— What is asked —
- 1) From the Deadwood Creek article, retype the part that opens with the words containing "Deadwood Creek mining" and closes with "areas in the Circle Mining District.".
- 2) According to the Deadwood Creek article, why did local miners call the creek "Hog'em Gulch"? Answer in one to three sentences.

Deadwood Creek mining camp near Central survives as family retreat
Deadwood Creek is a 20-mile-long northeasterly flowing stream in the Circle Mining District. It tumbles down out of the mountains before meandering across flats and emptying into Crooked Creek a few miles east of Central.
Reputed to be the “most mined-out” creek in the region, Deadwood has been pretty much continuously mined since the early 1890s. It and its tributaries, along with the Mastodon Creek area to the west, were the two primary gold-producing areas in the Circle Mining District.
Gold was discovered on nearby Birch Creek in 1892 and by November 1893 the entire length of Deadwood Creek had been staked. When Josiah Spurr toured the area for the U.S. Geological Survey (USGS) in 1896, local miners referred to the creek as “Hog’em Gulch,” since, as Spurr wrote, “Its discoverer tried to hog all the claims for himself, taking up some for his wife, his wife’s brother, his brother, and the niece of his wife’s particular friend; even, it is said, inventing fictitious personages that he might stake out claims for them.”
At an organizing meeting of miners, the question of naming the creek arose. One miner suggested the “Hog’em” moniker, but cooler heads prevailed and the more dignified “Deadwood Creek” was chosen. However, locals called it Hog’em Gulch for years afterward.
The gold-producing placers of the Circle Mining District are relatively shallow, and during the district’s early years, operations were typified by individuals or small groups of miners using simple methods such as drifting (underground mining of frozen gold-bearing gravels sitting on top of bedrock), open-cut mining (excavating from the surface to reach gold-bearing gravels), and small-scale hydraulicking (washing out gold-bearing gravels using high-pressure jets of water).
According to the USGS report, Gold Placers of the Circle Mining District, there were 106 claims along Deadwood Creek in 1907, but over the years claims were consolidated as more efficient large-scale mining techniques were introduced. After 1909, large hydraulic operations were the norm until they in turn were replaced by mechanized operations starting in the mid-1930s. By 1936, only six placer gold-mining operations worked the creek.

— Raw data —
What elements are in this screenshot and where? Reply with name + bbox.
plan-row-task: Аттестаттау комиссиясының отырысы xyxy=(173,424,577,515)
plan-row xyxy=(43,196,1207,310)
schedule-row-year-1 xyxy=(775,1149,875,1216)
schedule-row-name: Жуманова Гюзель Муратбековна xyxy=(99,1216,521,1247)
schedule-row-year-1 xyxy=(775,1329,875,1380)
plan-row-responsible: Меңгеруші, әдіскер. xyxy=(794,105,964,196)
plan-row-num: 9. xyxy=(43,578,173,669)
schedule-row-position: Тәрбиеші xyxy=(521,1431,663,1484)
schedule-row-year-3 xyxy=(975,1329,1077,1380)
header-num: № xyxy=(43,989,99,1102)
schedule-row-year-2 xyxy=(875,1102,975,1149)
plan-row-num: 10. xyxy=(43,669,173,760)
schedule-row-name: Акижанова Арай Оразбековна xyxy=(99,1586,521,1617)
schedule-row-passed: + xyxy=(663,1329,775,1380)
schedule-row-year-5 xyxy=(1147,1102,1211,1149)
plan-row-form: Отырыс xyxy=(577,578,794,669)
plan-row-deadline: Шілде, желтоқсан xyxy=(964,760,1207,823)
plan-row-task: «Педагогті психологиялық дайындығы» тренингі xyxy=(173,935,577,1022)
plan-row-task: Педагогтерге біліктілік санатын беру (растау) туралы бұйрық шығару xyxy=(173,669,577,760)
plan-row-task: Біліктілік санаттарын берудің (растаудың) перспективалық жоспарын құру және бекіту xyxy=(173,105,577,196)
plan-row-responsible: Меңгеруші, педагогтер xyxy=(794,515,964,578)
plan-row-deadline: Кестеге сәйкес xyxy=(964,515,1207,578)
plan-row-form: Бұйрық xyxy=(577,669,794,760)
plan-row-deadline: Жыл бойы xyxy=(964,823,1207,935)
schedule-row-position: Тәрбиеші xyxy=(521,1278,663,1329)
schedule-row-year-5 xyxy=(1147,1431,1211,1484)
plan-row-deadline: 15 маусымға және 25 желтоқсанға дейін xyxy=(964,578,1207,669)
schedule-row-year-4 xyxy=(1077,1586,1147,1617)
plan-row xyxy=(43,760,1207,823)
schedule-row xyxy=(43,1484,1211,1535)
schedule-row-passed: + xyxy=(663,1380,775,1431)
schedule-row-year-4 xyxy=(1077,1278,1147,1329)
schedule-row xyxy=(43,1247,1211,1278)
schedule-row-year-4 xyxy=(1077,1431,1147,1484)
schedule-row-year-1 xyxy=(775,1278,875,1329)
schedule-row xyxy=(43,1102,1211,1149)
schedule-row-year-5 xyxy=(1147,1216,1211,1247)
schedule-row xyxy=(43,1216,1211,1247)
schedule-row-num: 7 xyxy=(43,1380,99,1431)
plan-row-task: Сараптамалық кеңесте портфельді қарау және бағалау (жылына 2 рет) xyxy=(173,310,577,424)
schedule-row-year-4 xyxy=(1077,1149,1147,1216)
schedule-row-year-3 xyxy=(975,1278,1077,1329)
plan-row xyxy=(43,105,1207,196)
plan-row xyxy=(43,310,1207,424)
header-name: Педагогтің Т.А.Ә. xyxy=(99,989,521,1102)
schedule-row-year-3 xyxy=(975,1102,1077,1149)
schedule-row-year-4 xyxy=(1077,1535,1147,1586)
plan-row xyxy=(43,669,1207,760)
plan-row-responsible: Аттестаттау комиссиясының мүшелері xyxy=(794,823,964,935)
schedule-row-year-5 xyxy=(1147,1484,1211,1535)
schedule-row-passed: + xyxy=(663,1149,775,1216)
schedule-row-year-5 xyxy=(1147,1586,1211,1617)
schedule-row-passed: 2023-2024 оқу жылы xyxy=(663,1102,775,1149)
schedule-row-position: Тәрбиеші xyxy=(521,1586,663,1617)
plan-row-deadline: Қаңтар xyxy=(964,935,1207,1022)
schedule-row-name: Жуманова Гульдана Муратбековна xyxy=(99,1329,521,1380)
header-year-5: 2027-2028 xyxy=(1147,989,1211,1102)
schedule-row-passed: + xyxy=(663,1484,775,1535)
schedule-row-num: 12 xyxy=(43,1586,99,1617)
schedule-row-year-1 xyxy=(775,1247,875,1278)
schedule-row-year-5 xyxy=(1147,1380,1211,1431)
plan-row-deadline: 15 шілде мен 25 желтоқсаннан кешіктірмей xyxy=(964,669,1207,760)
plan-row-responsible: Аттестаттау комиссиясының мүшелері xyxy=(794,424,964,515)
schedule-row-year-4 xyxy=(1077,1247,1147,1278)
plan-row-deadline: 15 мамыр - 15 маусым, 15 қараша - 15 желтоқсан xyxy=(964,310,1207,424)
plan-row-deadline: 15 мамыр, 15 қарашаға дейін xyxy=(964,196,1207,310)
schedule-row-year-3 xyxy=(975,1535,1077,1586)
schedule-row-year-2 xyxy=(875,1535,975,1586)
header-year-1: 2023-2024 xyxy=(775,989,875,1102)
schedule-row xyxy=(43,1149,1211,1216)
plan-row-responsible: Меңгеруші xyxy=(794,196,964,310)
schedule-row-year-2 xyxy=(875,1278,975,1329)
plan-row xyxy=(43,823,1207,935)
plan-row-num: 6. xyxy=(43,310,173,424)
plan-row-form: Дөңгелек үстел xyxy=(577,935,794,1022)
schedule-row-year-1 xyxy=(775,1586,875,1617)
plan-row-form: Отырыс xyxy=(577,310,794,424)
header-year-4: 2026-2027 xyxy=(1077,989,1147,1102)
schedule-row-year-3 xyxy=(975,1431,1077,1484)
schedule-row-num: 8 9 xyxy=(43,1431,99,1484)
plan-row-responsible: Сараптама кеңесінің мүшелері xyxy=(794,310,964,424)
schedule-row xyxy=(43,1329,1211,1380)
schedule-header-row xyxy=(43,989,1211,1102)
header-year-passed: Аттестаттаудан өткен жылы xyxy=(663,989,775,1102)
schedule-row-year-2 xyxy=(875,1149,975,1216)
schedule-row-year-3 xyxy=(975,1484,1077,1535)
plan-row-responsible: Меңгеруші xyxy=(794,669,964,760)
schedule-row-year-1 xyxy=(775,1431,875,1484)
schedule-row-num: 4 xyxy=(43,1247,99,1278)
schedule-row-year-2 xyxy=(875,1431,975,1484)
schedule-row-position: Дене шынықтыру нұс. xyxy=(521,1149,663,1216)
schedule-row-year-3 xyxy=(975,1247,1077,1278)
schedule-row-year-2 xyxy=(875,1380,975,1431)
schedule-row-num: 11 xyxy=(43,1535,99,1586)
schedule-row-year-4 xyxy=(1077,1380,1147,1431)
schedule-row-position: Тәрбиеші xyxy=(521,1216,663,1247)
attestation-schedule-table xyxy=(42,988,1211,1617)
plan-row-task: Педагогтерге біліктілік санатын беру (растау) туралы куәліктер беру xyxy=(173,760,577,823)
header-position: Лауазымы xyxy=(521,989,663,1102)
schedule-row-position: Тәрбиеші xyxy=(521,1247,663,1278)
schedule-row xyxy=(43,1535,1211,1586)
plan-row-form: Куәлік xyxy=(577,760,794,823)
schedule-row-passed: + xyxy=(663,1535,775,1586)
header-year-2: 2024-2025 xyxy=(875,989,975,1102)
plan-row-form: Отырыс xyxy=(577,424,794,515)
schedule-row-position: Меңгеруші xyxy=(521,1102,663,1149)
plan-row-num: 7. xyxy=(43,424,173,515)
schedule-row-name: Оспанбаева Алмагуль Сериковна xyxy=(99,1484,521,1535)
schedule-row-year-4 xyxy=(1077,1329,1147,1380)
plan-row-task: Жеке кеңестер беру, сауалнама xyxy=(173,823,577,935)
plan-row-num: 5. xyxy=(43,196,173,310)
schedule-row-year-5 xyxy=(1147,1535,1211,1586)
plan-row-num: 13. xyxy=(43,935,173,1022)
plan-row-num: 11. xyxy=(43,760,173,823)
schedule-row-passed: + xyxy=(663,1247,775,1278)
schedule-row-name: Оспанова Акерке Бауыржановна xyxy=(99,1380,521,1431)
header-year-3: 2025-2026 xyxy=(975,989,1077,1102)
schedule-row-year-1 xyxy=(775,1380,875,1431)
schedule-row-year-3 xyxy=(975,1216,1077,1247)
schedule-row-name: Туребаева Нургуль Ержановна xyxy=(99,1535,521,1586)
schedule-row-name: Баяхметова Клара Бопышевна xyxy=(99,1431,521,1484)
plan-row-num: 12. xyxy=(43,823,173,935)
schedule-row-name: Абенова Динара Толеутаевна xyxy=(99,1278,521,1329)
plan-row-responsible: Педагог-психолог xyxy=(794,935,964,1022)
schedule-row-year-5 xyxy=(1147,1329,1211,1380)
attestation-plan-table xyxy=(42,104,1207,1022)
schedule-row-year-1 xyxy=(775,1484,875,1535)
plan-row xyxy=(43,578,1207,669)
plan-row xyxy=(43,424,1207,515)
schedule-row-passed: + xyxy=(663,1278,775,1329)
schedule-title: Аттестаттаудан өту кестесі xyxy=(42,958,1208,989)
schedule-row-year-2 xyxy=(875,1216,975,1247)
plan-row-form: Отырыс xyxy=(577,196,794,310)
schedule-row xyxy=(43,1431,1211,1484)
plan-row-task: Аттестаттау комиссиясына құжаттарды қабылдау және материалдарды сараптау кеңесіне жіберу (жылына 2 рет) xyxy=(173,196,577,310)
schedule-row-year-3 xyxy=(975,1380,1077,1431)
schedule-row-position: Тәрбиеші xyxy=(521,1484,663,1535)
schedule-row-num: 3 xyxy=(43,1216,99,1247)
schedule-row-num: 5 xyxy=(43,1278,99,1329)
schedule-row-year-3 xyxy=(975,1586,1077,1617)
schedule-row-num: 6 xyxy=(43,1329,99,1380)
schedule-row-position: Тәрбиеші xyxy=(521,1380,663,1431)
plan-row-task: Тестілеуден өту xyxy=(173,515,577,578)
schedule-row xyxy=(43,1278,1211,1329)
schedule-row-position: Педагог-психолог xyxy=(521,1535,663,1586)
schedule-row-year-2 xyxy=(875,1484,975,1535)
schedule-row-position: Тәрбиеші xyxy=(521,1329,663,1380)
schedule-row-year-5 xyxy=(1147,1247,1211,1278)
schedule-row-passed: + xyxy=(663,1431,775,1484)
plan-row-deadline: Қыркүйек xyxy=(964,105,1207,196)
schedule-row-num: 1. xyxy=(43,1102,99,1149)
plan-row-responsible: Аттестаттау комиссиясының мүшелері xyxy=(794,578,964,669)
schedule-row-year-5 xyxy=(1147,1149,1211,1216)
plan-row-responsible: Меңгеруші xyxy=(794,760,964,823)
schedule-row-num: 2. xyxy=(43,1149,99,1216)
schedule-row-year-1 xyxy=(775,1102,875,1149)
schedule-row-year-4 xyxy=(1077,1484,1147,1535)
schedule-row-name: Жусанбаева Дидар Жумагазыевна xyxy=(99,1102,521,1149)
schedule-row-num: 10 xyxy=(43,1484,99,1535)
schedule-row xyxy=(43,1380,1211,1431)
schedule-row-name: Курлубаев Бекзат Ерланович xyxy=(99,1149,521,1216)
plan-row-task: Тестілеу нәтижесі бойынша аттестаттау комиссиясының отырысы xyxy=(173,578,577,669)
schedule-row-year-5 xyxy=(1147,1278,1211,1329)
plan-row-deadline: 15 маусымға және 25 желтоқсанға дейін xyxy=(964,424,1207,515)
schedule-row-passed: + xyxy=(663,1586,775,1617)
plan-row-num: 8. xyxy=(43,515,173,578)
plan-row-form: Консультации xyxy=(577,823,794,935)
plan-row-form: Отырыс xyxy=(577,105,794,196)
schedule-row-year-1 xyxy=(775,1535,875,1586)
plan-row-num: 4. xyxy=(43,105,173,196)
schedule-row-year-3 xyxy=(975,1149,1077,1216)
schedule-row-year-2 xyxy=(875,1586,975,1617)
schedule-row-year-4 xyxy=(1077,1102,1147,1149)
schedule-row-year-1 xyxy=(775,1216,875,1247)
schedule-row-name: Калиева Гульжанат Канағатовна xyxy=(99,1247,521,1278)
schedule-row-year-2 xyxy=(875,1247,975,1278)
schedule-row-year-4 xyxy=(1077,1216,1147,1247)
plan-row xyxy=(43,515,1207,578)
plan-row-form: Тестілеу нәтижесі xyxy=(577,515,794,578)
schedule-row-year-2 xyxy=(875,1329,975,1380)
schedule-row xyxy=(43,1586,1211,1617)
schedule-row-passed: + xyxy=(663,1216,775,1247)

— Outputs in order —
- 1)
Deadwood Creek mining camp near Central survives as family retreat
Deadwood Creek is a 20-mile-long northeasterly flowing stream in the Circle Mining District. It tumbles down out of the mountains before meandering across flats and emptying into Crooked Creek a few miles east of Central.
Reputed to be the “most mined-out” creek in the region, Deadwood has been pretty much continuously mined since the early 1890s. It and its tributaries, along with the Mastodon Creek area to the west, were the two primary gold-producing areas in the Circle Mining District.

- 2) Its discoverer tried to hog all the claims for himself. He staked claims for his wife, his wife's brother, his brother, and the niece of his wife's particular friend, and reportedly even invented fictitious people so he could stake claims in their names.